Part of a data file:
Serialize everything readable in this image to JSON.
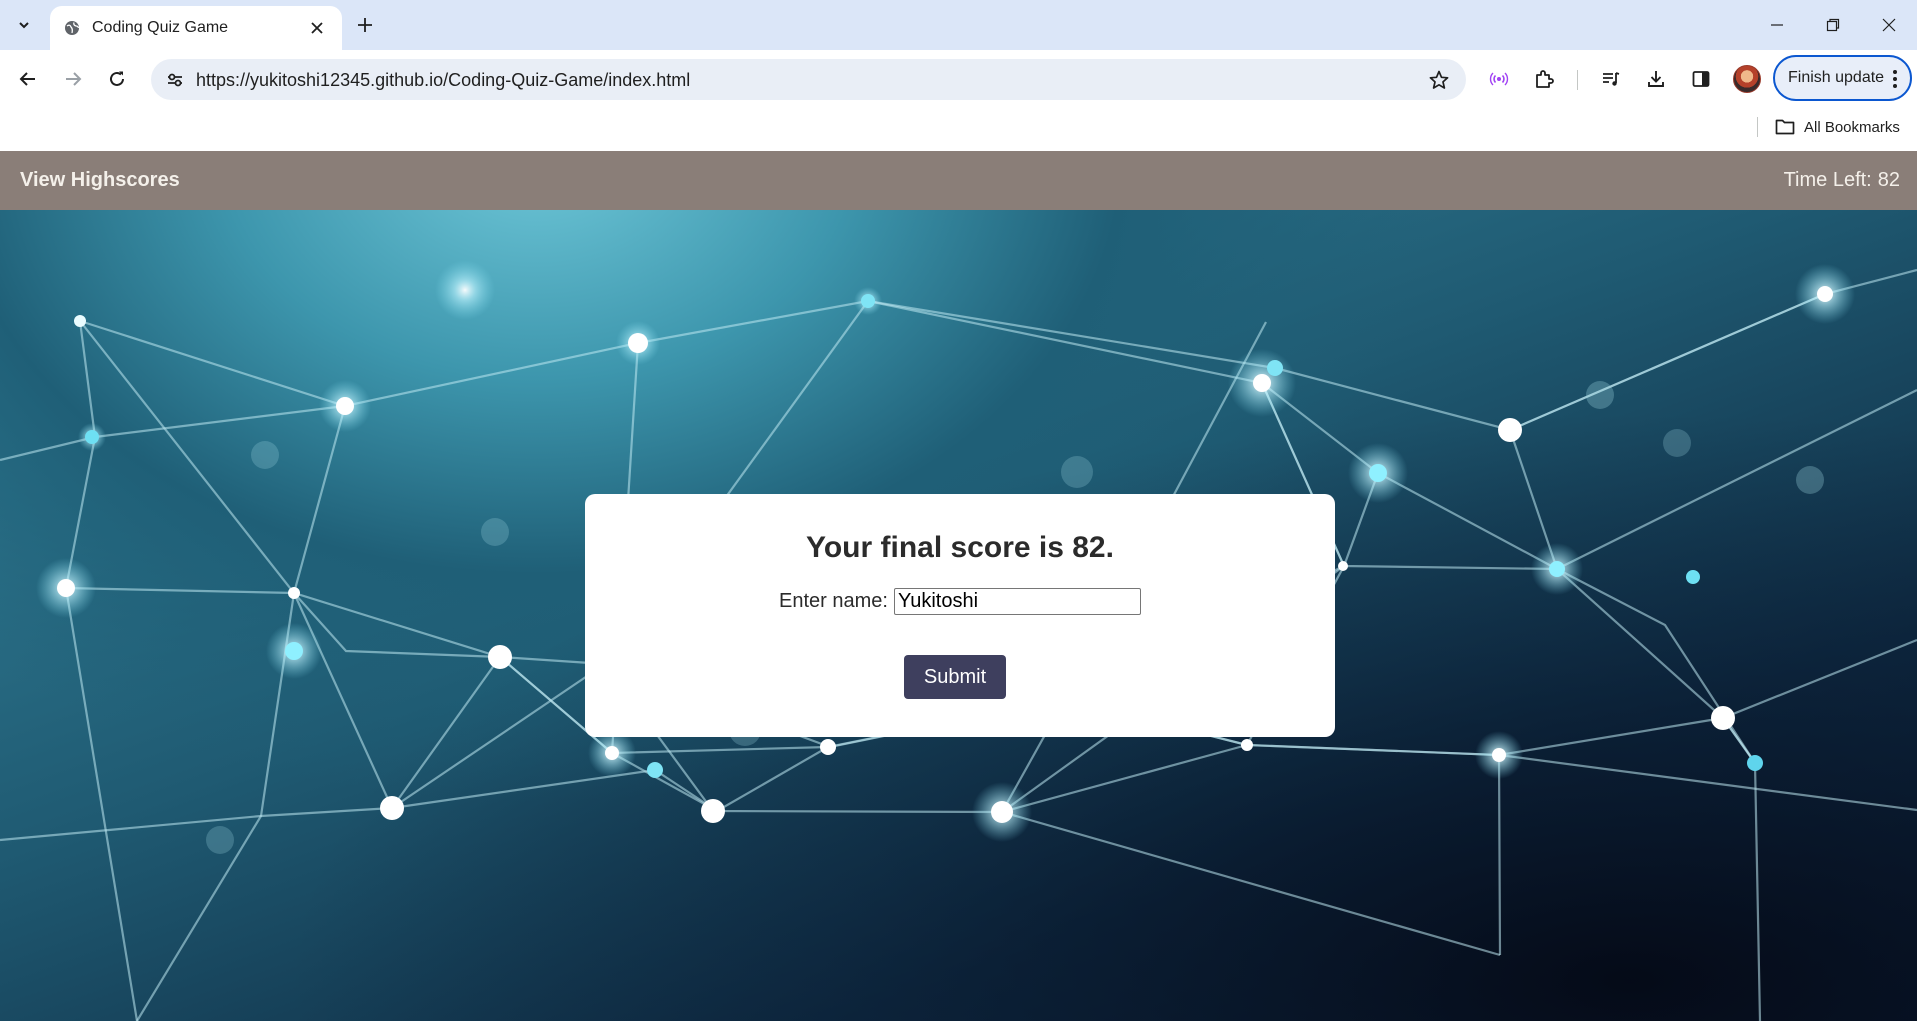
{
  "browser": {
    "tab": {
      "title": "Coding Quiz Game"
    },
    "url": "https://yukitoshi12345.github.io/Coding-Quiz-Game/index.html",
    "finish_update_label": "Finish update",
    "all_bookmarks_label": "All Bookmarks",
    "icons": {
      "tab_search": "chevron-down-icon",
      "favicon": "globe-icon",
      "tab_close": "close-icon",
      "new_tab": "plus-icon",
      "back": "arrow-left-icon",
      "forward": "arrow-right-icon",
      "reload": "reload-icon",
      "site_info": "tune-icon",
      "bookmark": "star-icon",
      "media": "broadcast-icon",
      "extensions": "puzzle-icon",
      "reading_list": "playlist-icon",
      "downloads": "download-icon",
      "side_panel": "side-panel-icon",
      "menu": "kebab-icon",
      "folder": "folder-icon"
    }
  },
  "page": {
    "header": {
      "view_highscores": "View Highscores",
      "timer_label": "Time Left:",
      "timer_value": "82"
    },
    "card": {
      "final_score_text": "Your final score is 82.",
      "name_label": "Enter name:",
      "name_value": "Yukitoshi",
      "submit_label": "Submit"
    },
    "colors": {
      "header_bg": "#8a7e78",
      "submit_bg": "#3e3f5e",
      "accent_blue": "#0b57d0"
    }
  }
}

_Given exercise_:
Set down the lines of the records above exactly, apart from the pictures.

_Answer to this problem_:
Serialize everything readable in this image to JSON.
{
  "browser": {
    "tab": {
      "title": "Coding Quiz Game"
    },
    "url": "https://yukitoshi12345.github.io/Coding-Quiz-Game/index.html",
    "finish_update_label": "Finish update",
    "all_bookmarks_label": "All Bookmarks",
    "icons": {
      "tab_search": "chevron-down-icon",
      "favicon": "globe-icon",
      "tab_close": "close-icon",
      "new_tab": "plus-icon",
      "back": "arrow-left-icon",
      "forward": "arrow-right-icon",
      "reload": "reload-icon",
      "site_info": "tune-icon",
      "bookmark": "star-icon",
      "media": "broadcast-icon",
      "extensions": "puzzle-icon",
      "reading_list": "playlist-icon",
      "downloads": "download-icon",
      "side_panel": "side-panel-icon",
      "menu": "kebab-icon",
      "folder": "folder-icon"
    }
  },
  "page": {
    "header": {
      "view_highscores": "View Highscores",
      "timer_label": "Time Left:",
      "timer_value": "82"
    },
    "card": {
      "final_score_text": "Your final score is 82.",
      "name_label": "Enter name:",
      "name_value": "Yukitoshi",
      "submit_label": "Submit"
    },
    "colors": {
      "header_bg": "#8a7e78",
      "submit_bg": "#3e3f5e",
      "accent_blue": "#0b57d0"
    }
  }
}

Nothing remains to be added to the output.